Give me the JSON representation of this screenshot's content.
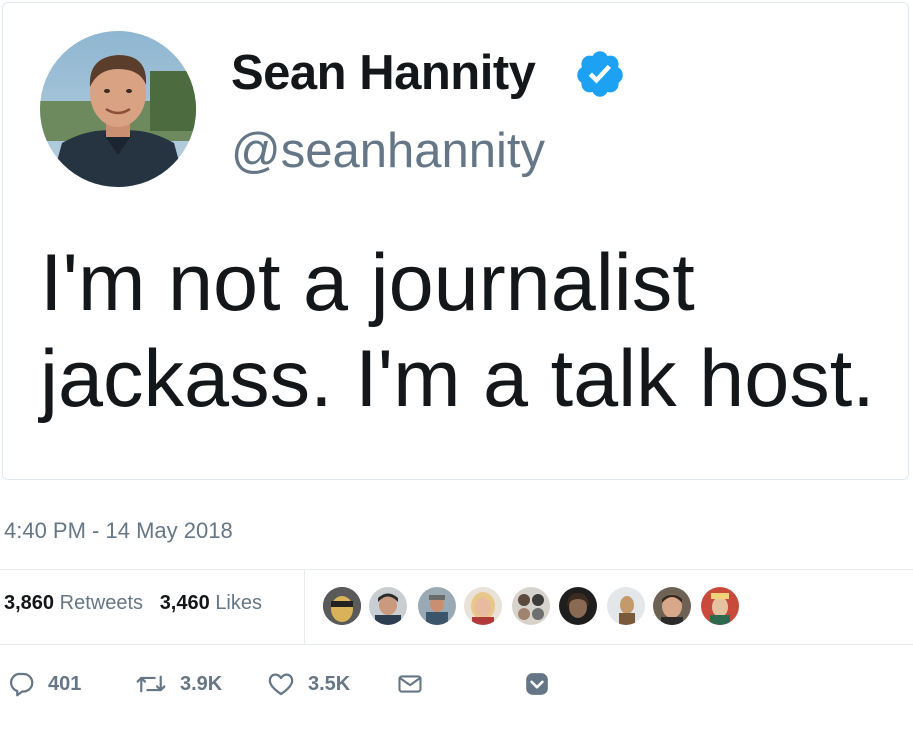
{
  "tweet": {
    "author": {
      "display_name": "Sean Hannity",
      "handle": "@seanhannity",
      "verified": true,
      "avatar_icon": "profile-photo-avatar"
    },
    "text_line1": "I'm not a journalist",
    "text_line2": "jackass. I'm a talk host.",
    "timestamp": "4:40 PM - 14 May 2018"
  },
  "stats": {
    "retweets_count": "3,860",
    "retweets_label": "Retweets",
    "likes_count": "3,460",
    "likes_label": "Likes",
    "liker_avatar_count": 9
  },
  "actions": {
    "reply_count": "401",
    "retweet_count": "3.9K",
    "like_count": "3.5K",
    "icons": [
      "reply-icon",
      "retweet-icon",
      "like-icon",
      "direct-message-icon",
      "more-chevron-icon"
    ]
  },
  "colors": {
    "text_primary": "#14171a",
    "text_secondary": "#657786",
    "verified_blue": "#1da1f2",
    "border": "#e6ecf0"
  }
}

---

(Exercise requirements):
Make an exact copy of all the material, but keep the pictures out of it.

(Finished answer):
Give me the JSON representation of this screenshot's content.
{
  "tweet": {
    "author": {
      "display_name": "Sean Hannity",
      "handle": "@seanhannity",
      "verified": true,
      "avatar_icon": "profile-photo-avatar"
    },
    "text_line1": "I'm not a journalist",
    "text_line2": "jackass. I'm a talk host.",
    "timestamp": "4:40 PM - 14 May 2018"
  },
  "stats": {
    "retweets_count": "3,860",
    "retweets_label": "Retweets",
    "likes_count": "3,460",
    "likes_label": "Likes",
    "liker_avatar_count": 9
  },
  "actions": {
    "reply_count": "401",
    "retweet_count": "3.9K",
    "like_count": "3.5K",
    "icons": [
      "reply-icon",
      "retweet-icon",
      "like-icon",
      "direct-message-icon",
      "more-chevron-icon"
    ]
  },
  "colors": {
    "text_primary": "#14171a",
    "text_secondary": "#657786",
    "verified_blue": "#1da1f2",
    "border": "#e6ecf0"
  }
}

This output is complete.